Task brief
Below are some entries; state how many of their lines contain the word "Hessischen", with nothing else in the reply.

*** Opening Given records ***

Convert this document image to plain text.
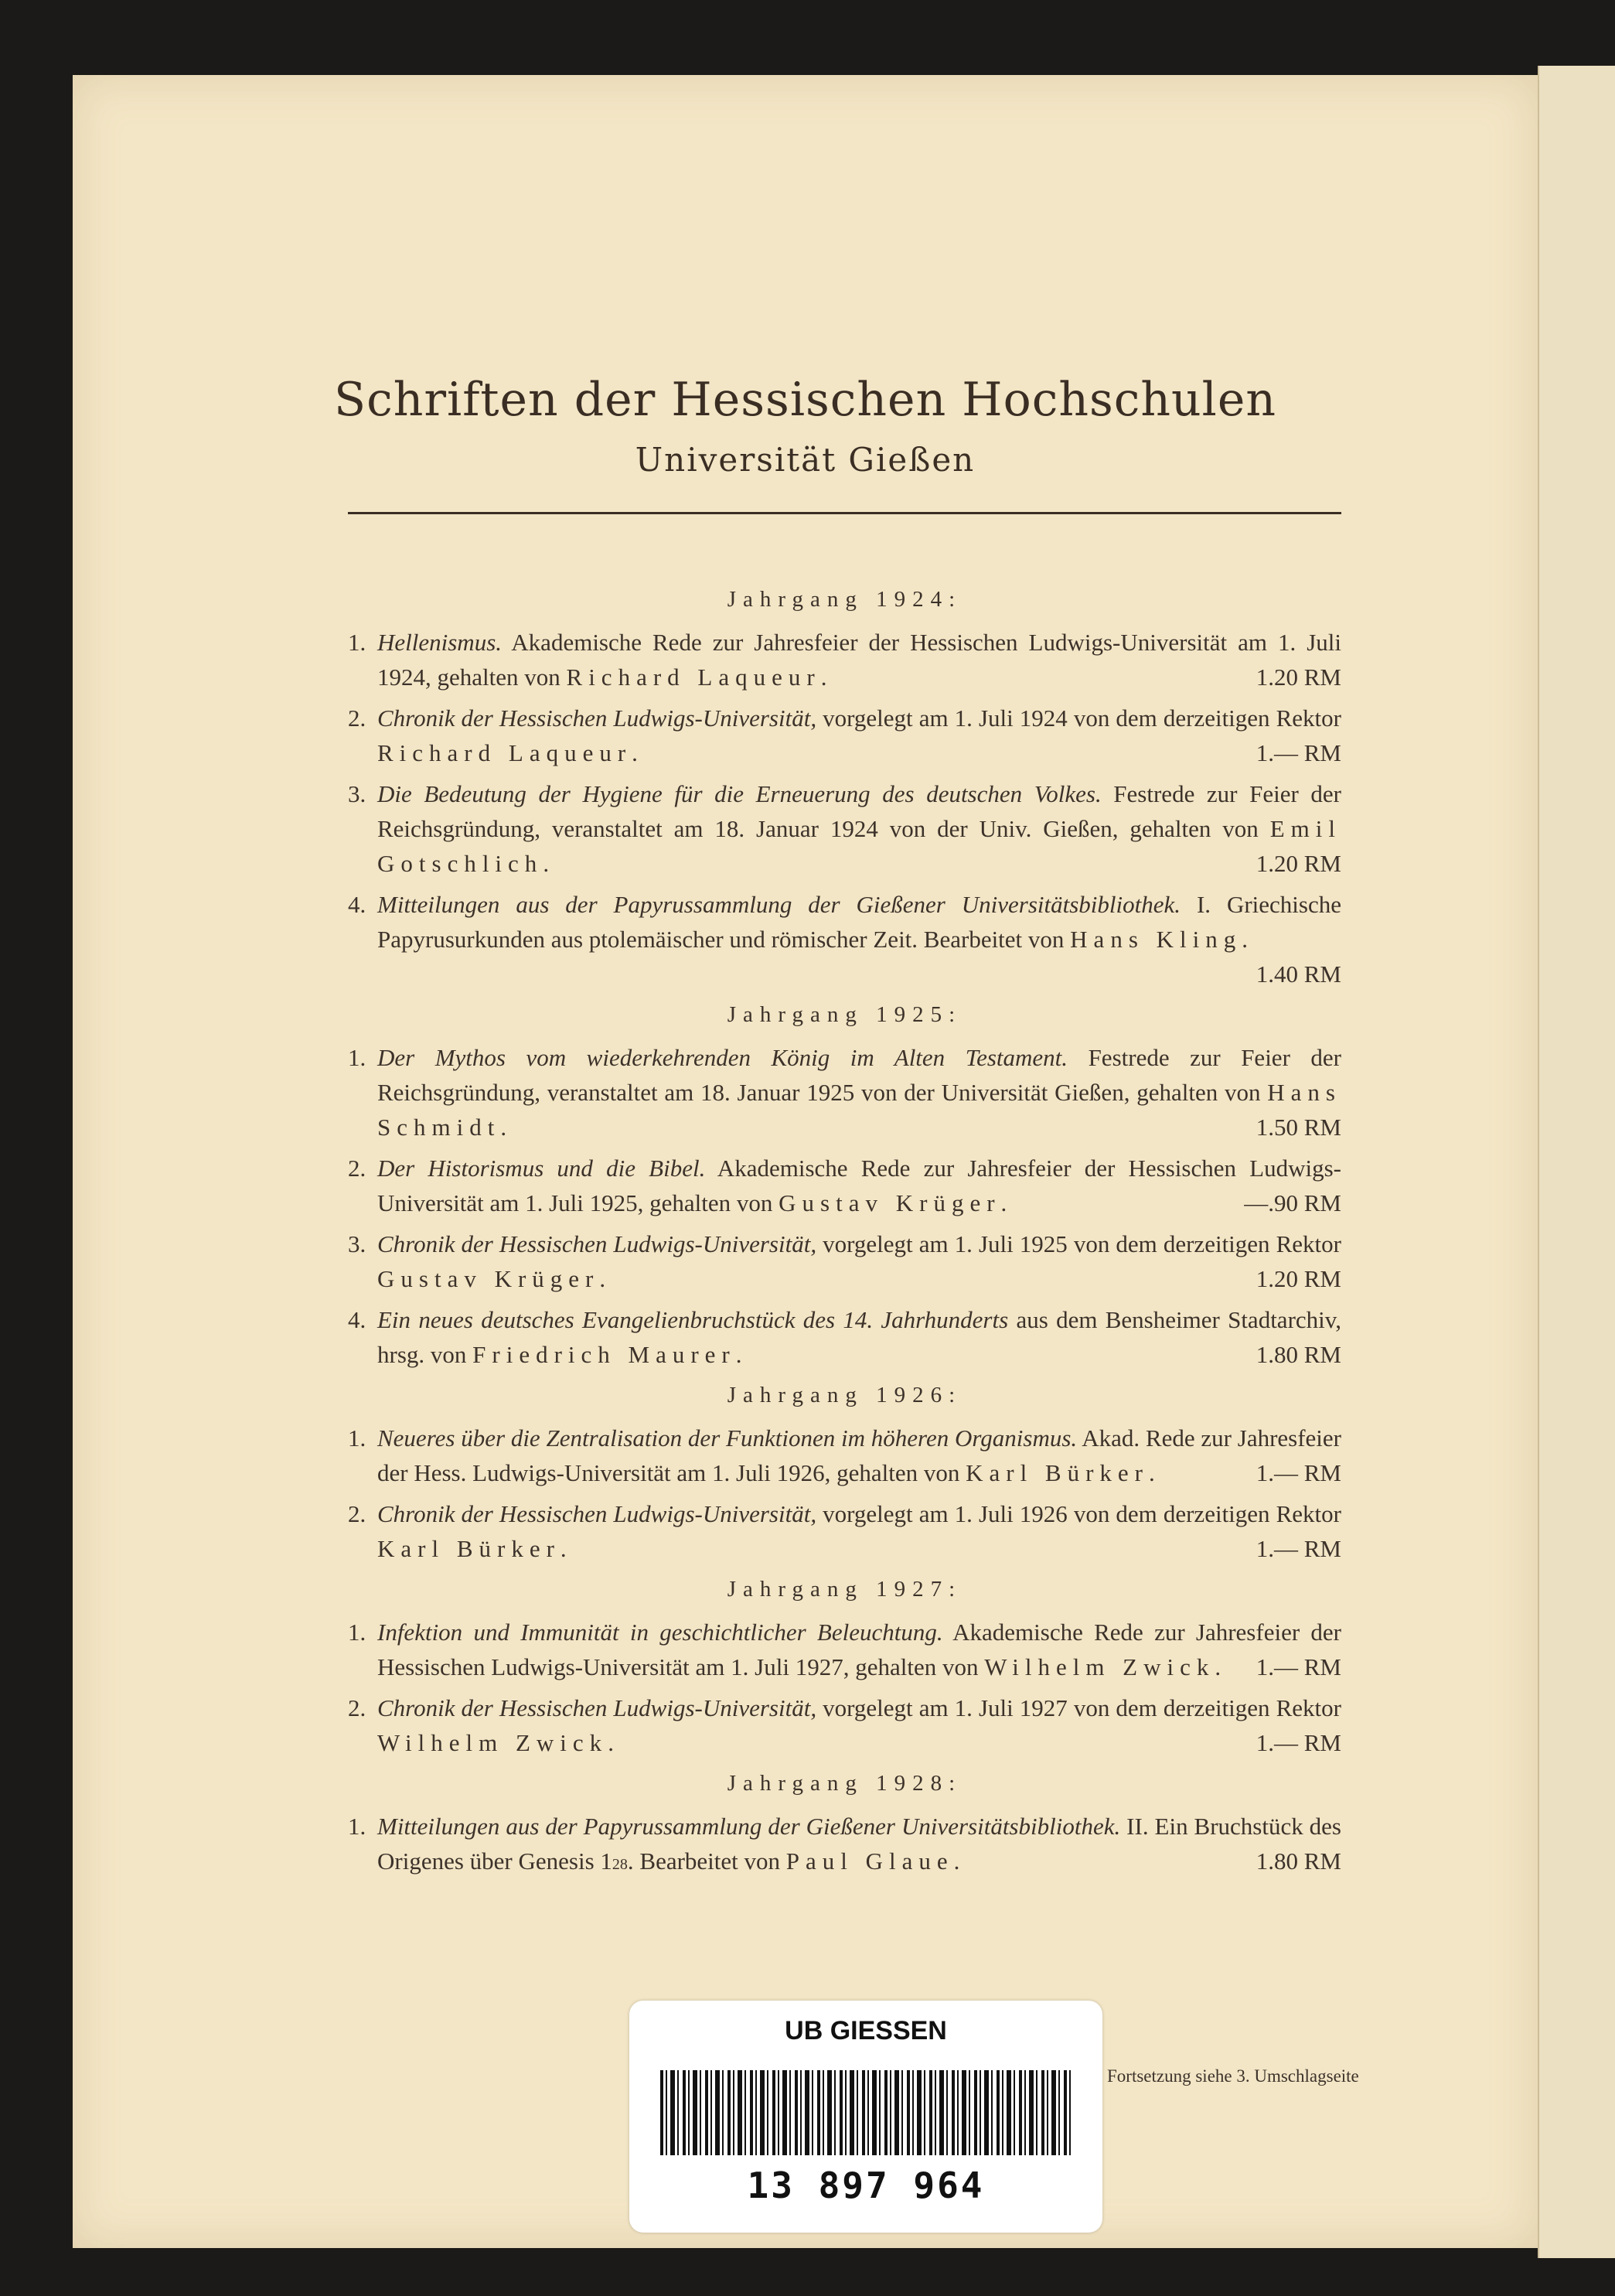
Schriften der Hessischen Hochschulen
Universität Gießen
Jahrgang 1924:
1. Hellenismus. Akademische Rede zur Jahresfeier der Hessischen Ludwigs-Universität am 1. Juli 1924, gehalten von Richard Laqueur.	1.20 RM
2. Chronik der Hessischen Ludwigs-Universität, vorgelegt am 1. Juli 1924 von dem derzeitigen Rektor Richard Laqueur.	1.— RM
3. Die Bedeutung der Hygiene für die Erneuerung des deutschen Volkes. Festrede zur Feier der Reichsgründung, veranstaltet am 18. Januar 1924 von der Univ. Gießen, gehalten von Emil Gotschlich.	1.20 RM
4. Mitteilungen aus der Papyrussammlung der Gießener Universitätsbibliothek. I. Griechische Papyrusurkunden aus ptolemäischer und römischer Zeit. Bearbeitet von Hans Kling.
1.40 RM
Jahrgang 1925:
1. Der Mythos vom wiederkehrenden König im Alten Testament. Festrede zur Feier der Reichsgründung, veranstaltet am 18. Januar 1925 von der Universität Gießen, gehalten von Hans Schmidt.	1.50 RM
2. Der Historismus und die Bibel. Akademische Rede zur Jahresfeier der Hessischen Ludwigs-Universität am 1. Juli 1925, gehalten von Gustav Krüger.	—.90 RM
3. Chronik der Hessischen Ludwigs-Universität, vorgelegt am 1. Juli 1925 von dem derzeitigen Rektor Gustav Krüger.	1.20 RM
4. Ein neues deutsches Evangelienbruchstück des 14. Jahrhunderts aus dem Bensheimer Stadtarchiv, hrsg. von Friedrich Maurer.	1.80 RM
Jahrgang 1926:
1. Neueres über die Zentralisation der Funktionen im höheren Organismus. Akad. Rede zur Jahresfeier der Hess. Ludwigs-Universität am 1. Juli 1926, gehalten von Karl Bürker.	1.— RM
2. Chronik der Hessischen Ludwigs-Universität, vorgelegt am 1. Juli 1926 von dem derzeitigen Rektor Karl Bürker.	1.— RM
Jahrgang 1927:
1. Infektion und Immunität in geschichtlicher Beleuchtung. Akademische Rede zur Jahresfeier der Hessischen Ludwigs-Universität am 1. Juli 1927, gehalten von Wilhelm Zwick. 1.— RM
2. Chronik der Hessischen Ludwigs-Universität, vorgelegt am 1. Juli 1927 von dem derzeitigen Rektor Wilhelm Zwick.	1.— RM
Jahrgang 1928:
1. Mitteilungen aus der Papyrussammlung der Gießener Universitätsbibliothek. II. Ein Bruchstück des Origenes über Genesis 128. Bearbeitet von Paul Glaue.	1.80 RM
UB GIESSEN
13 897 964
Fortsetzung siehe 3. Umschlagseite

*** Closing Given records ***

Reply
8